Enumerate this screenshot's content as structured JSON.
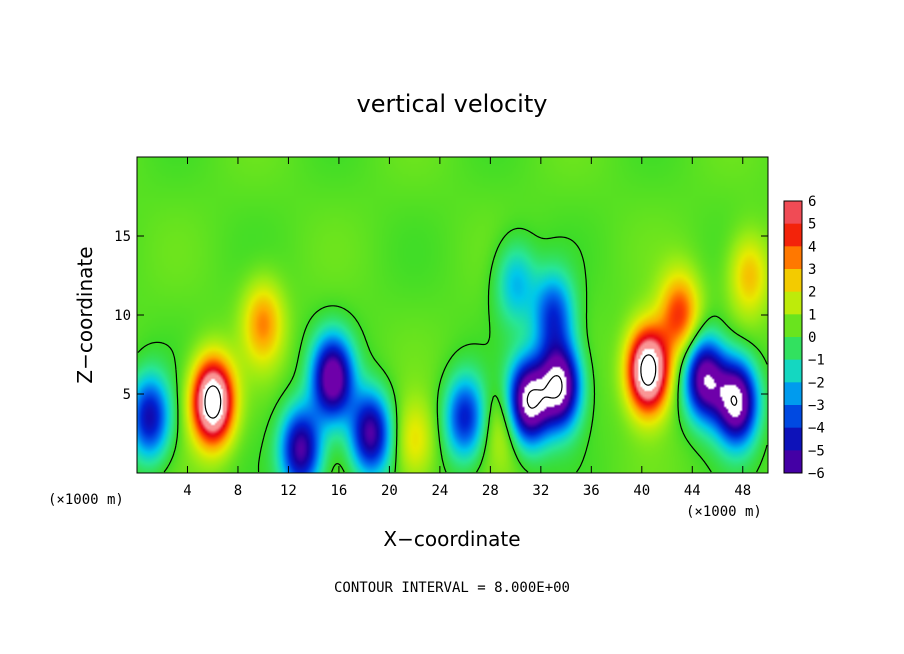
{
  "chart_data": {
    "type": "heatmap",
    "title": "vertical velocity",
    "xlabel": "X−coordinate",
    "ylabel": "Z−coordinate",
    "x_unit_label": "(×1000 m)",
    "x_unit_label_right": "(×1000 m)",
    "xlim": [
      0,
      50
    ],
    "ylim": [
      0,
      20
    ],
    "x_ticks": [
      4,
      8,
      12,
      16,
      20,
      24,
      28,
      32,
      36,
      40,
      44,
      48
    ],
    "y_ticks": [
      5,
      10,
      15
    ],
    "colorbar": {
      "ticks": [
        6,
        5,
        4,
        3,
        2,
        1,
        0,
        -1,
        -2,
        -3,
        -4,
        -5,
        -6
      ],
      "tick_labels": [
        "6",
        "5",
        "4",
        "3",
        "2",
        "1",
        "0",
        "−1",
        "−2",
        "−3",
        "−4",
        "−5",
        "−6"
      ],
      "range": [
        -6,
        6
      ]
    },
    "contour_interval_text": "CONTOUR INTERVAL =  8.000E+00",
    "contour_interval": 8.0,
    "features": [
      {
        "x": 6,
        "z": 4.5,
        "value": 9
      },
      {
        "x": 40.5,
        "z": 6.5,
        "value": 9
      },
      {
        "x": 33.5,
        "z": 5.5,
        "value": -8
      },
      {
        "x": 31,
        "z": 4.5,
        "value": -8
      },
      {
        "x": 47.5,
        "z": 4.5,
        "value": -8
      },
      {
        "x": 15.5,
        "z": 6,
        "value": -7
      },
      {
        "x": 45,
        "z": 6,
        "value": -7
      },
      {
        "x": 18.5,
        "z": 2.5,
        "value": -6
      },
      {
        "x": 13,
        "z": 1.5,
        "value": -6
      },
      {
        "x": 26,
        "z": 3.5,
        "value": -4.5
      },
      {
        "x": 1,
        "z": 3.5,
        "value": -5
      },
      {
        "x": 10,
        "z": 9.5,
        "value": 3
      },
      {
        "x": 43,
        "z": 10,
        "value": 4
      },
      {
        "x": 48.5,
        "z": 12.5,
        "value": 2.5
      },
      {
        "x": 22,
        "z": 2,
        "value": 2
      },
      {
        "x": 29,
        "z": 3,
        "value": 1.5
      },
      {
        "x": 30,
        "z": 12,
        "value": -2.5
      },
      {
        "x": 33,
        "z": 10,
        "value": -4
      }
    ],
    "colors": {
      "positive_white": "#ffffff",
      "zero": "#33dd33",
      "negative_deep": "#7b00b0"
    }
  }
}
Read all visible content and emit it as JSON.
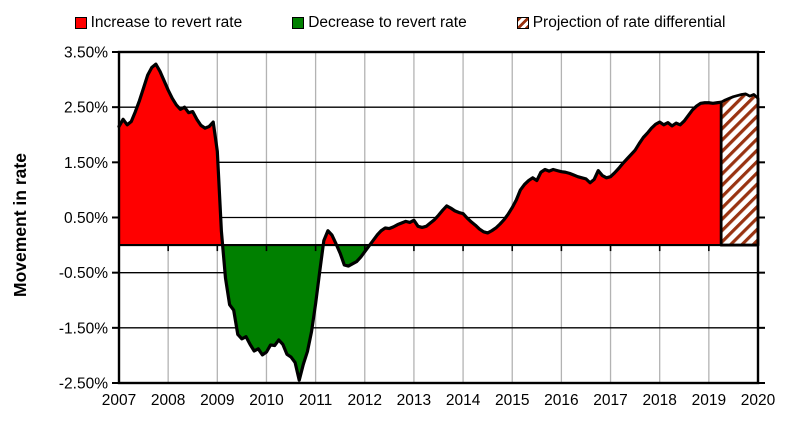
{
  "page": {
    "background": "#ffffff"
  },
  "legend": {
    "position": "top",
    "items": [
      {
        "label": "Increase to revert rate",
        "swatch": "red-square",
        "color": "#ff0000"
      },
      {
        "label": "Decrease to revert rate",
        "swatch": "green-square",
        "color": "#008000"
      },
      {
        "label": "Projection of rate differential",
        "swatch": "hatched-square",
        "color": "#993311"
      }
    ]
  },
  "chart_data": {
    "type": "area",
    "title": "",
    "xlabel": "",
    "ylabel": "Movement in rate",
    "xlim": [
      2007,
      2020
    ],
    "ylim": [
      -2.5,
      3.5
    ],
    "grid": {
      "horizontal_color": "#000000",
      "vertical_color": "#b3b3b3",
      "horizontal_on": true,
      "vertical_on": true
    },
    "legend_position": "top",
    "colors": {
      "increase": "#ff0000",
      "decrease": "#008000",
      "projection_stripe": "#993311",
      "outline": "#000000"
    },
    "y_ticks": [
      {
        "label": "3.50%",
        "value": 3.5
      },
      {
        "label": "2.50%",
        "value": 2.5
      },
      {
        "label": "1.50%",
        "value": 1.5
      },
      {
        "label": "0.50%",
        "value": 0.5
      },
      {
        "label": "-0.50%",
        "value": -0.5
      },
      {
        "label": "-1.50%",
        "value": -1.5
      },
      {
        "label": "-2.50%",
        "value": -2.5
      }
    ],
    "categories": [
      "2007",
      "2008",
      "2009",
      "2010",
      "2011",
      "2012",
      "2013",
      "2014",
      "2015",
      "2016",
      "2017",
      "2018",
      "2019",
      "2020"
    ],
    "series": [
      {
        "name": "Movement in rate (actual, monthly)",
        "style": "area-red-above-zero-green-below-zero",
        "x_start": 2007.0,
        "x_step_years": 0.083333,
        "values": [
          2.15,
          2.28,
          2.18,
          2.24,
          2.42,
          2.62,
          2.85,
          3.08,
          3.22,
          3.28,
          3.15,
          2.98,
          2.81,
          2.66,
          2.54,
          2.46,
          2.5,
          2.4,
          2.42,
          2.28,
          2.17,
          2.12,
          2.15,
          2.23,
          1.7,
          0.25,
          -0.6,
          -1.08,
          -1.18,
          -1.62,
          -1.7,
          -1.66,
          -1.8,
          -1.92,
          -1.88,
          -1.99,
          -1.94,
          -1.81,
          -1.82,
          -1.72,
          -1.8,
          -1.98,
          -2.03,
          -2.13,
          -2.45,
          -2.16,
          -1.93,
          -1.57,
          -1.06,
          -0.48,
          0.08,
          0.26,
          0.18,
          0.02,
          -0.15,
          -0.36,
          -0.38,
          -0.34,
          -0.3,
          -0.22,
          -0.12,
          -0.02,
          0.08,
          0.18,
          0.26,
          0.31,
          0.3,
          0.33,
          0.37,
          0.4,
          0.43,
          0.41,
          0.45,
          0.34,
          0.32,
          0.34,
          0.4,
          0.46,
          0.54,
          0.63,
          0.71,
          0.67,
          0.62,
          0.59,
          0.57,
          0.49,
          0.42,
          0.36,
          0.29,
          0.24,
          0.22,
          0.26,
          0.31,
          0.38,
          0.46,
          0.56,
          0.68,
          0.82,
          1.0,
          1.1,
          1.17,
          1.22,
          1.17,
          1.32,
          1.37,
          1.34,
          1.37,
          1.35,
          1.33,
          1.32,
          1.3,
          1.27,
          1.24,
          1.22,
          1.2,
          1.13,
          1.19,
          1.35,
          1.26,
          1.22,
          1.24,
          1.31,
          1.39,
          1.48,
          1.56,
          1.64,
          1.72,
          1.84,
          1.95,
          2.03,
          2.12,
          2.19,
          2.23,
          2.18,
          2.22,
          2.16,
          2.21,
          2.18,
          2.25,
          2.35,
          2.45,
          2.52,
          2.57,
          2.58,
          2.58,
          2.57,
          2.58,
          2.59
        ]
      },
      {
        "name": "Projection of rate differential",
        "style": "hatched-area",
        "x_start": 2019.25,
        "x_step_years": 0.083333,
        "values": [
          2.59,
          2.63,
          2.66,
          2.69,
          2.71,
          2.73,
          2.74,
          2.7,
          2.73,
          2.66
        ]
      }
    ]
  }
}
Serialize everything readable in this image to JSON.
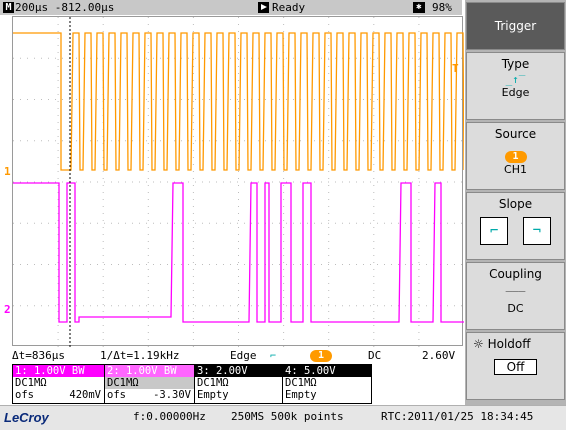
{
  "topbar": {
    "timebase": "200µs -812.00µs",
    "status": "Ready",
    "battery_or_memory": "98%"
  },
  "statusbar": {
    "delta_t": "Δt=836µs",
    "inv_delta_t": "1/Δt=1.19kHz",
    "trigger_mode": "Edge",
    "trigger_source_badge": "1",
    "coupling": "DC",
    "trigger_level": "2.60V"
  },
  "channels": [
    {
      "header": "1: 1.00V  BW",
      "coupling": "DC1MΩ",
      "offset_label": "ofs",
      "offset": "420mV",
      "color": "#ff9900"
    },
    {
      "header": "2: 1.00V  BW",
      "coupling": "DC1MΩ",
      "offset_label": "ofs",
      "offset": "-3.30V",
      "color": "#ff00ff"
    },
    {
      "header": "3: 2.00V",
      "coupling": "DC1MΩ",
      "offset_label": "",
      "offset": "Empty",
      "color": "#000000"
    },
    {
      "header": "4: 5.00V",
      "coupling": "DC1MΩ",
      "offset_label": "",
      "offset": "Empty",
      "color": "#000000"
    }
  ],
  "bottombar": {
    "brand": "LeCroy",
    "frequency": "f:0.00000Hz",
    "sampling": "250MS 500k points",
    "rtc": "RTC:2011/01/25 18:34:45"
  },
  "menu": {
    "title": "Trigger",
    "type_label": "Type",
    "type_value": "Edge",
    "source_label": "Source",
    "source_badge": "1",
    "source_value": "CH1",
    "slope_label": "Slope",
    "coupling_label": "Coupling",
    "coupling_value": "DC",
    "holdoff_label": "Holdoff",
    "holdoff_value": "Off"
  },
  "markers": {
    "ch1": "1",
    "ch2": "2",
    "trig_t": "T"
  },
  "colors": {
    "ch1": "#ff9900",
    "ch2": "#ff00ff",
    "cursor": "#000000"
  }
}
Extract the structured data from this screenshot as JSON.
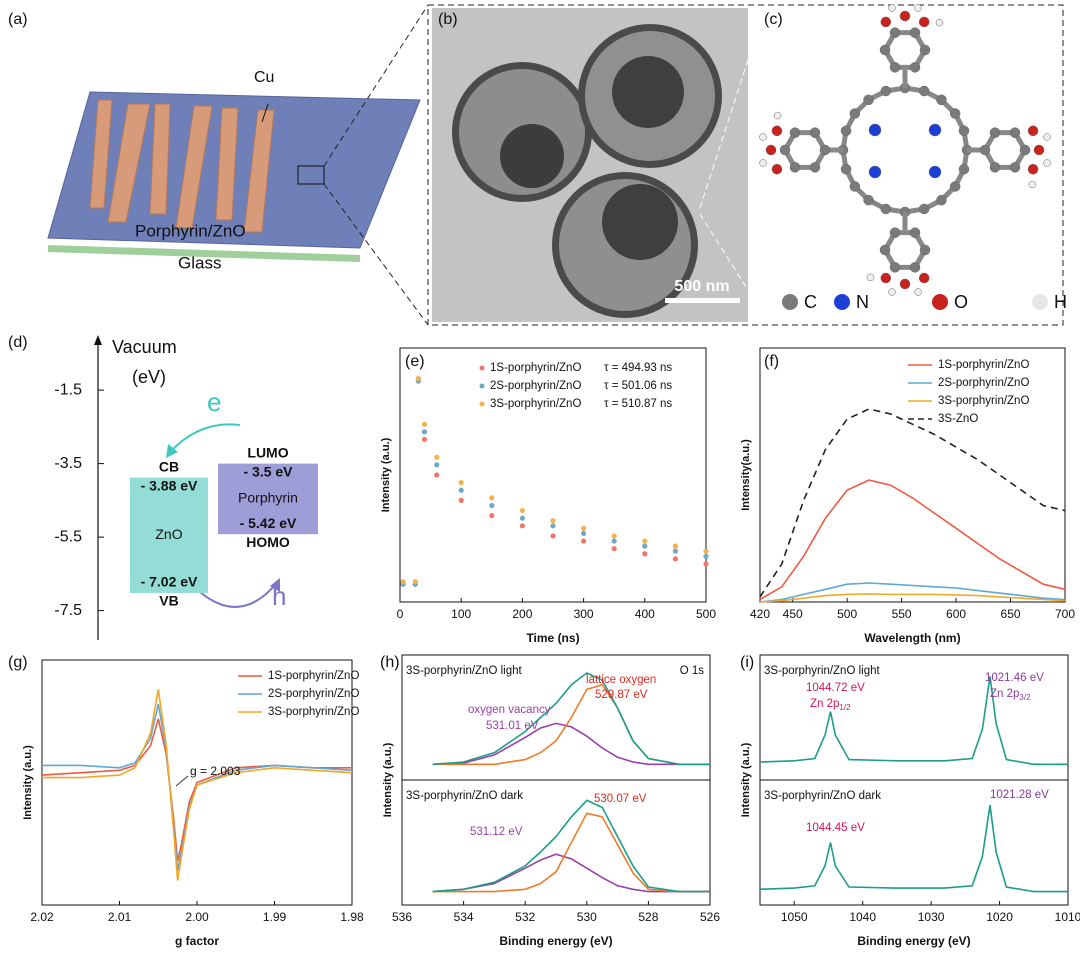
{
  "panel_labels": [
    "(a)",
    "(b)",
    "(c)",
    "(d)",
    "(e)",
    "(f)",
    "(g)",
    "(h)",
    "(i)"
  ],
  "device": {
    "electrode": "Cu",
    "layer": "Porphyrin/ZnO",
    "substrate": "Glass"
  },
  "tem": {
    "scale_bar": "500 nm"
  },
  "molecule": {
    "legend": [
      "C",
      "N",
      "O",
      "H"
    ]
  },
  "chart_data": [
    {
      "type": "band",
      "y_label": "Vacuum",
      "y_unit": "(eV)",
      "ylim": [
        -8.3,
        0
      ],
      "yticks": [
        -1.5,
        -3.5,
        -5.5,
        -7.5
      ],
      "carriers": [
        "e",
        "h"
      ],
      "bands": [
        {
          "name": "ZnO",
          "color": "#93ddd6",
          "values": [
            -3.88,
            -7.02
          ],
          "value_labels": [
            "- 3.88 eV",
            "- 7.02 eV"
          ],
          "top_name": "CB",
          "bottom_name": "VB"
        },
        {
          "name": "Porphyrin",
          "color": "#9d9ed8",
          "values": [
            -3.5,
            -5.42
          ],
          "value_labels": [
            "- 3.5 eV",
            "- 5.42 eV"
          ],
          "top_name": "LUMO",
          "bottom_name": "HOMO"
        }
      ]
    },
    {
      "type": "scatter",
      "x_label": "Time (ns)",
      "y_label": "Intensity (a.u.)",
      "xlim": [
        0,
        500
      ],
      "xticks": [
        0,
        100,
        200,
        300,
        400,
        500
      ],
      "ylim": [
        0,
        1
      ],
      "x": [
        5,
        25,
        30,
        40,
        60,
        100,
        150,
        200,
        250,
        300,
        350,
        400,
        450,
        500
      ],
      "series": [
        {
          "name": "1S-porphyrin/ZnO",
          "lifetime": "τ = 494.93 ns",
          "color": "#f07767",
          "values": [
            0.07,
            0.07,
            0.87,
            0.64,
            0.5,
            0.4,
            0.34,
            0.3,
            0.26,
            0.24,
            0.21,
            0.19,
            0.17,
            0.15
          ]
        },
        {
          "name": "2S-porphyrin/ZnO",
          "lifetime": "τ = 501.06 ns",
          "color": "#6fa9c9",
          "values": [
            0.07,
            0.07,
            0.87,
            0.67,
            0.54,
            0.44,
            0.38,
            0.33,
            0.3,
            0.27,
            0.24,
            0.22,
            0.2,
            0.18
          ]
        },
        {
          "name": "3S-porphyrin/ZnO",
          "lifetime": "τ = 510.87 ns",
          "color": "#f2b24e",
          "values": [
            0.08,
            0.08,
            0.88,
            0.7,
            0.57,
            0.47,
            0.41,
            0.36,
            0.32,
            0.29,
            0.26,
            0.24,
            0.22,
            0.2
          ]
        }
      ]
    },
    {
      "type": "line",
      "x_label": "Wavelength (nm)",
      "y_label": "Intensity(a.u.)",
      "xlim": [
        420,
        700
      ],
      "xticks": [
        420,
        450,
        500,
        550,
        600,
        650,
        700
      ],
      "ylim": [
        0,
        1
      ],
      "x": [
        420,
        440,
        460,
        480,
        500,
        520,
        540,
        560,
        580,
        600,
        620,
        640,
        660,
        680,
        700
      ],
      "series": [
        {
          "name": "1S-porphyrin/ZnO",
          "color": "#ef5a45",
          "values": [
            0.01,
            0.06,
            0.18,
            0.33,
            0.44,
            0.48,
            0.46,
            0.41,
            0.35,
            0.29,
            0.23,
            0.17,
            0.12,
            0.07,
            0.05
          ]
        },
        {
          "name": "2S-porphyrin/ZnO",
          "color": "#5ea8d6",
          "values": [
            0,
            0.01,
            0.03,
            0.05,
            0.07,
            0.075,
            0.07,
            0.065,
            0.06,
            0.055,
            0.045,
            0.035,
            0.025,
            0.015,
            0.01
          ]
        },
        {
          "name": "3S-porphyrin/ZnO",
          "color": "#eeaa2c",
          "values": [
            0,
            0.005,
            0.015,
            0.025,
            0.03,
            0.032,
            0.03,
            0.03,
            0.03,
            0.028,
            0.025,
            0.02,
            0.015,
            0.01,
            0.005
          ]
        },
        {
          "name": "3S-ZnO",
          "color": "#222222",
          "dash": true,
          "values": [
            0.02,
            0.15,
            0.4,
            0.6,
            0.72,
            0.76,
            0.74,
            0.7,
            0.66,
            0.61,
            0.56,
            0.5,
            0.44,
            0.38,
            0.36
          ]
        }
      ]
    },
    {
      "type": "line",
      "x_label": "g factor",
      "y_label": "Intensity (a.u.)",
      "xlim": [
        2.02,
        1.98
      ],
      "xticks": [
        2.02,
        2.01,
        {
          "value": 2,
          "label": "2.00"
        },
        1.99,
        1.98
      ],
      "ylim": [
        0,
        1
      ],
      "annotation": "g = 2.003",
      "x": [
        2.02,
        2.015,
        2.01,
        2.008,
        2.006,
        2.005,
        2.004,
        2.003,
        2.0025,
        2.002,
        2.001,
        2.0,
        1.995,
        1.99,
        1.985,
        1.98
      ],
      "series": [
        {
          "name": "1S-porphyrin/ZnO",
          "color": "#ef5a45",
          "values": [
            0.53,
            0.54,
            0.55,
            0.57,
            0.65,
            0.76,
            0.62,
            0.35,
            0.18,
            0.25,
            0.42,
            0.5,
            0.56,
            0.57,
            0.56,
            0.56
          ]
        },
        {
          "name": "2S-porphyrin/ZnO",
          "color": "#5ea8d6",
          "values": [
            0.57,
            0.57,
            0.56,
            0.58,
            0.68,
            0.82,
            0.64,
            0.32,
            0.14,
            0.22,
            0.4,
            0.49,
            0.55,
            0.57,
            0.56,
            0.55
          ]
        },
        {
          "name": "3S-porphyrin/ZnO",
          "color": "#f5a623",
          "values": [
            0.52,
            0.52,
            0.53,
            0.56,
            0.7,
            0.88,
            0.66,
            0.3,
            0.1,
            0.2,
            0.39,
            0.49,
            0.54,
            0.56,
            0.55,
            0.54
          ]
        }
      ]
    },
    {
      "type": "line",
      "x_label": "Binding energy (eV)",
      "y_label": "Intensity (a.u.)",
      "label": "O 1s",
      "xlim": [
        536,
        526
      ],
      "xticks": [
        536,
        534,
        532,
        530,
        528,
        526
      ],
      "ylim": [
        0,
        1
      ],
      "x": [
        535,
        534,
        533,
        532,
        531.5,
        531,
        530.5,
        530,
        529.5,
        529,
        528.5,
        528,
        527,
        526
      ],
      "subplots": [
        {
          "title": "3S-porphyrin/ZnO light",
          "series": [
            {
              "color": "#9b3fa8",
              "values": [
                0.1,
                0.11,
                0.18,
                0.33,
                0.41,
                0.45,
                0.42,
                0.34,
                0.24,
                0.16,
                0.12,
                0.1,
                0.1,
                0.1
              ]
            },
            {
              "color": "#f07a2a",
              "values": [
                0.1,
                0.1,
                0.1,
                0.14,
                0.2,
                0.3,
                0.5,
                0.74,
                0.78,
                0.58,
                0.3,
                0.15,
                0.1,
                0.1
              ]
            },
            {
              "color": "#1a9e8a",
              "values": [
                0.1,
                0.12,
                0.2,
                0.38,
                0.5,
                0.62,
                0.78,
                0.88,
                0.82,
                0.58,
                0.3,
                0.15,
                0.1,
                0.1
              ]
            }
          ],
          "annotations": [
            {
              "text": "lattice oxygen",
              "color": "#e8281e"
            },
            {
              "text": "529.87 eV",
              "color": "#e8281e"
            },
            {
              "text": "oxygen vacancy",
              "color": "#9b3fa8"
            },
            {
              "text": "531.01 eV",
              "color": "#9b3fa8"
            }
          ]
        },
        {
          "title": "3S-porphyrin/ZnO dark",
          "series": [
            {
              "color": "#9b3fa8",
              "values": [
                0.08,
                0.1,
                0.15,
                0.28,
                0.35,
                0.4,
                0.36,
                0.28,
                0.2,
                0.13,
                0.1,
                0.08,
                0.08,
                0.08
              ]
            },
            {
              "color": "#f07a2a",
              "values": [
                0.08,
                0.08,
                0.08,
                0.1,
                0.15,
                0.25,
                0.5,
                0.75,
                0.72,
                0.48,
                0.24,
                0.1,
                0.08,
                0.08
              ]
            },
            {
              "color": "#1a9e8a",
              "values": [
                0.08,
                0.1,
                0.16,
                0.3,
                0.42,
                0.55,
                0.72,
                0.86,
                0.8,
                0.55,
                0.3,
                0.12,
                0.08,
                0.08
              ]
            }
          ],
          "annotations": [
            {
              "text": "530.07 eV",
              "color": "#e8281e"
            },
            {
              "text": "531.12 eV",
              "color": "#9b3fa8"
            }
          ]
        }
      ]
    },
    {
      "type": "line",
      "x_label": "Binding energy (eV)",
      "y_label": "Intensity (a.u.)",
      "xlim": [
        1055,
        1010
      ],
      "xticks": [
        1050,
        1040,
        1030,
        1020,
        1010
      ],
      "ylim": [
        0,
        1
      ],
      "x": [
        1055,
        1050,
        1047,
        1045.5,
        1044.7,
        1044,
        1042,
        1035,
        1028,
        1024,
        1022.5,
        1021.4,
        1020.5,
        1019,
        1015,
        1010
      ],
      "subplots": [
        {
          "title": "3S-porphyrin/ZnO light",
          "series": [
            {
              "color": "#1a9e8a",
              "values": [
                0.12,
                0.13,
                0.15,
                0.35,
                0.55,
                0.35,
                0.14,
                0.13,
                0.13,
                0.15,
                0.4,
                0.85,
                0.45,
                0.14,
                0.1,
                0.1
              ]
            }
          ],
          "annotations": [
            {
              "text": "1044.72 eV",
              "color": "#d4145a"
            },
            {
              "text": "Zn 2p",
              "sub": "1/2",
              "color": "#d4145a"
            },
            {
              "text": "1021.46 eV",
              "color": "#8b3a9b"
            },
            {
              "text": "Zn 2p",
              "sub": "3/2",
              "color": "#8b3a9b"
            }
          ]
        },
        {
          "title": "3S-porphyrin/ZnO dark",
          "series": [
            {
              "color": "#1a9e8a",
              "values": [
                0.1,
                0.11,
                0.13,
                0.3,
                0.5,
                0.3,
                0.12,
                0.11,
                0.11,
                0.13,
                0.38,
                0.82,
                0.42,
                0.12,
                0.08,
                0.08
              ]
            }
          ],
          "annotations": [
            {
              "text": "1044.45 eV",
              "color": "#d4145a"
            },
            {
              "text": "1021.28 eV",
              "color": "#8b3a9b"
            }
          ]
        }
      ]
    }
  ]
}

* _AIM OF THE EXERCISE_: Scan the lines for the string "structured". Pick out every line that has it.

* _FINAL RESULT_:
Enumerate this screenshot's content as structured JSON.
Extract the structured data from this screenshot as JSON.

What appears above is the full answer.